▶ _Task goal_
Pick every line with "нить" from the material below.

▶ _Records shown_

┌──

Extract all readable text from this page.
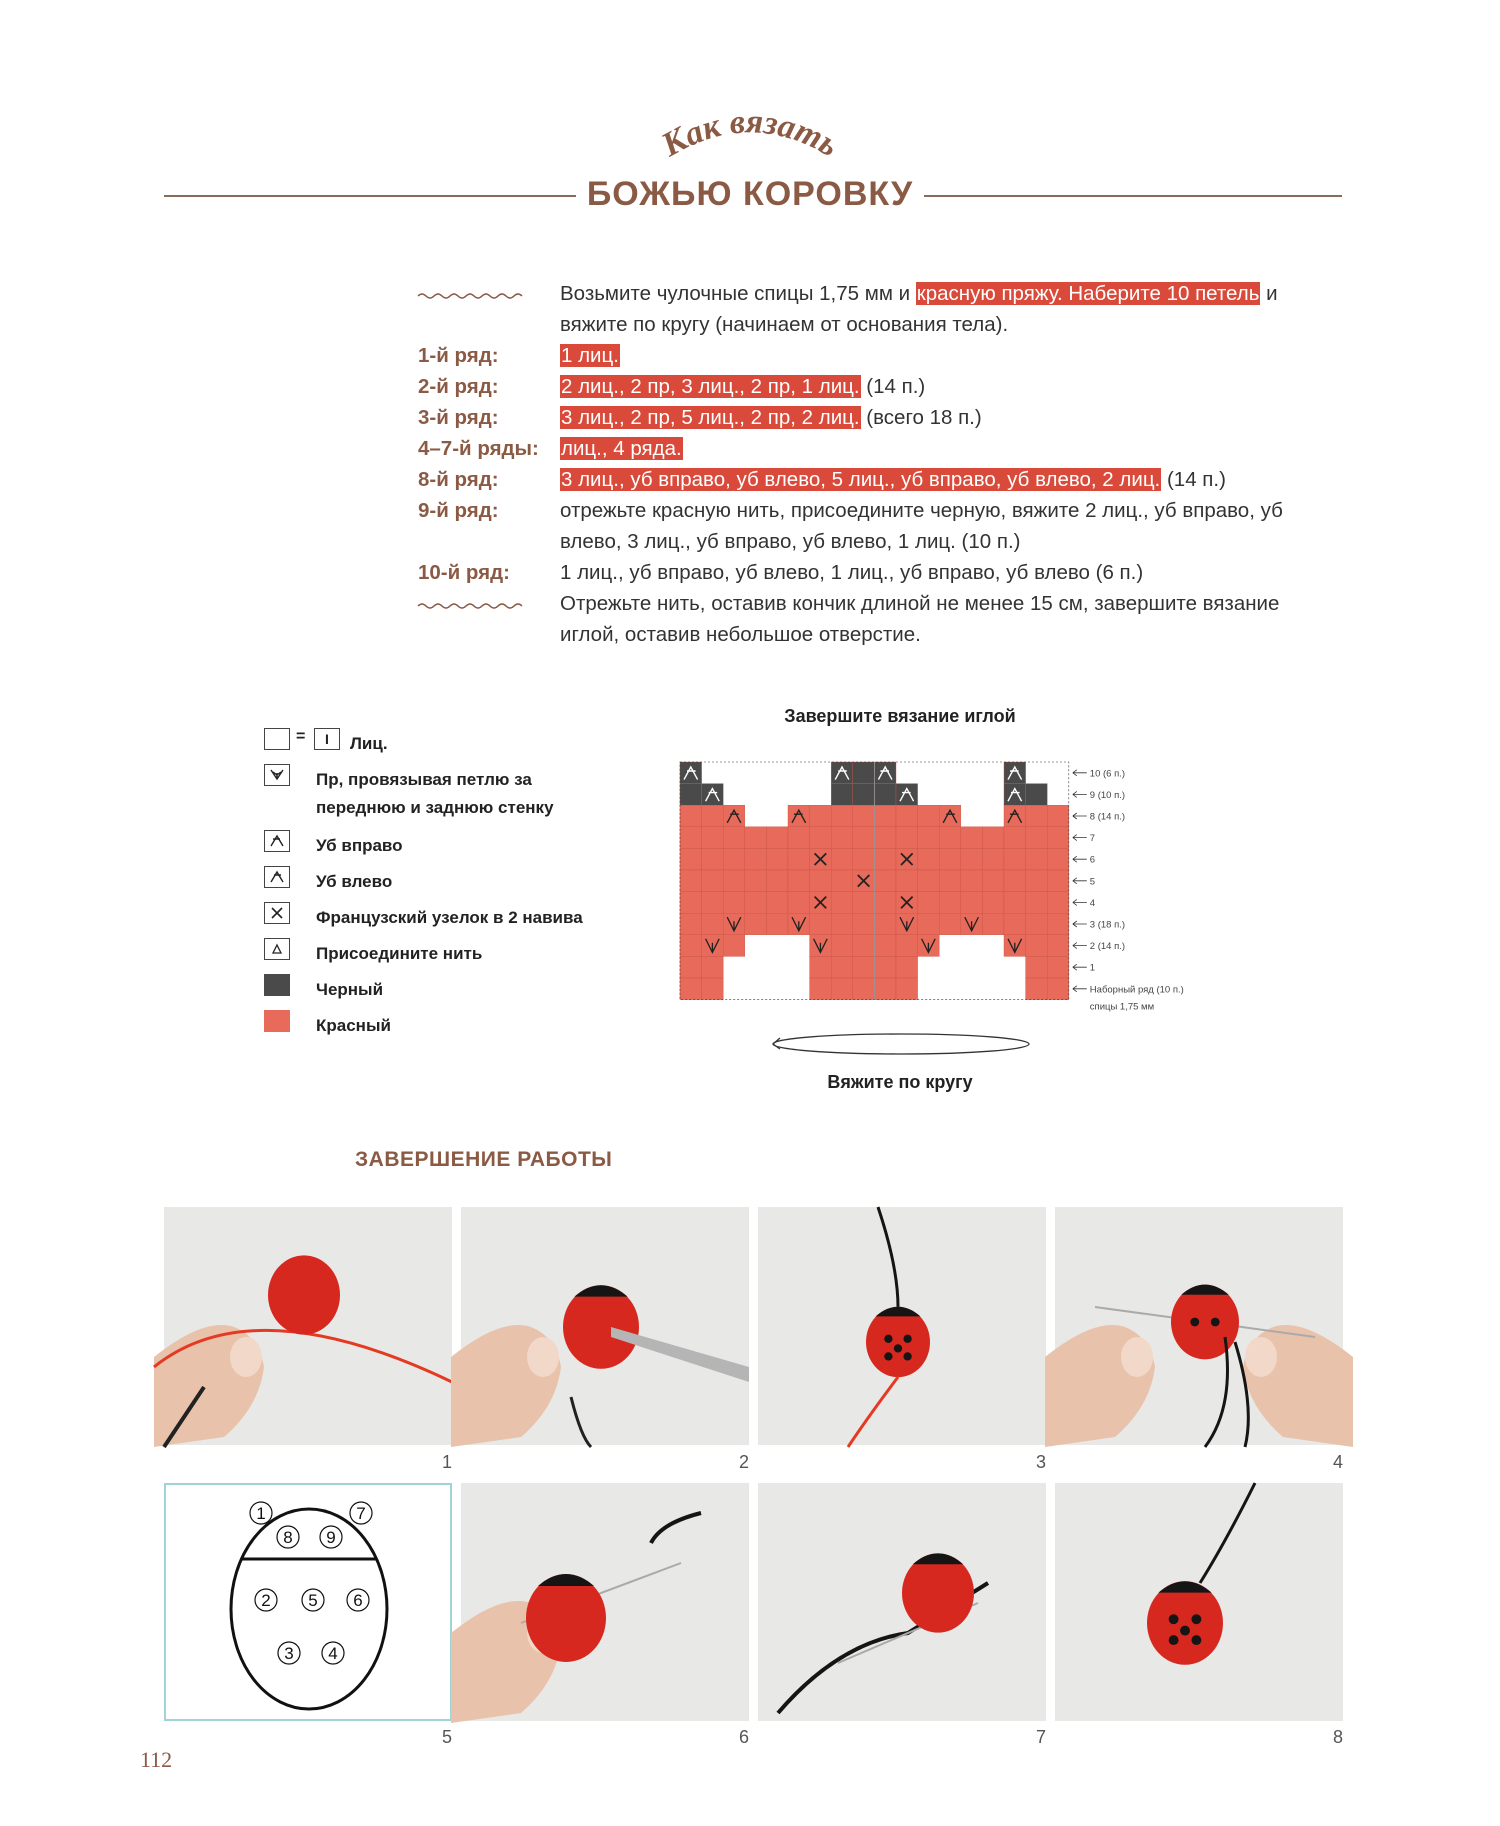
Как вязать
БОЖЬЮ КОРОВКУ
Возьмите чулочные спицы 1,75 мм и красную пряжу. Наберите 10 петель и вяжите по кругу (начинаем от основания тела).
1-й ряд:	1 лиц.
2-й ряд:	2 лиц., 2 пр, 3 лиц., 2 пр, 1 лиц. (14 п.)
3-й ряд:	3 лиц., 2 пр, 5 лиц., 2 пр, 2 лиц. (всего 18 п.)
4–7-й ряды:	лиц., 4 ряда.
8-й ряд:	3 лиц., уб вправо, уб влево, 5 лиц., уб вправо, уб влево, 2 лиц. (14 п.)
9-й ряд:	отрежьте красную нить, присоедините черную, вяжите 2 лиц., уб вправо, уб влево, 3 лиц., уб вправо, уб влево, 1 лиц. (10 п.)
10-й ряд:	1 лиц., уб вправо, уб влево, 1 лиц., уб вправо, уб влево (6 п.)
Отрежьте нить, оставив кончик длиной не менее 15 см, завершите вязание иглой, оставив небольшое отверстие.
=	I	Лиц.
Пр, провязывая петлю за переднюю и заднюю стенку
Уб вправо
Уб влево
Французский узелок в 2 навива
Присоедините нить
Черный
Красный
Завершите вязание иглой
10 (6 п.)
9 (10 п.)
8 (14 п.)
7
6
5
4
3 (18 п.)
2 (14 п.)
1
Наборный ряд (10 п.)
спицы 1,75 мм
Вяжите по кругу
ЗАВЕРШЕНИЕ РАБОТЫ
1	2	3	4
1
2
3 4
5 6
7
8 9
5	6	7	8
112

└──

▶ _Written reply_
9-й ряд:	отрежьте красную нить, присоедините черную, вяжите 2 лиц., уб вправо, уб влево, 3 лиц., уб вправо, уб влево, 1 лиц. (10 п.)
Отрежьте нить, оставив кончик длиной не менее 15 см, завершите вязание иглой, оставив небольшое отверстие.
Присоедините нить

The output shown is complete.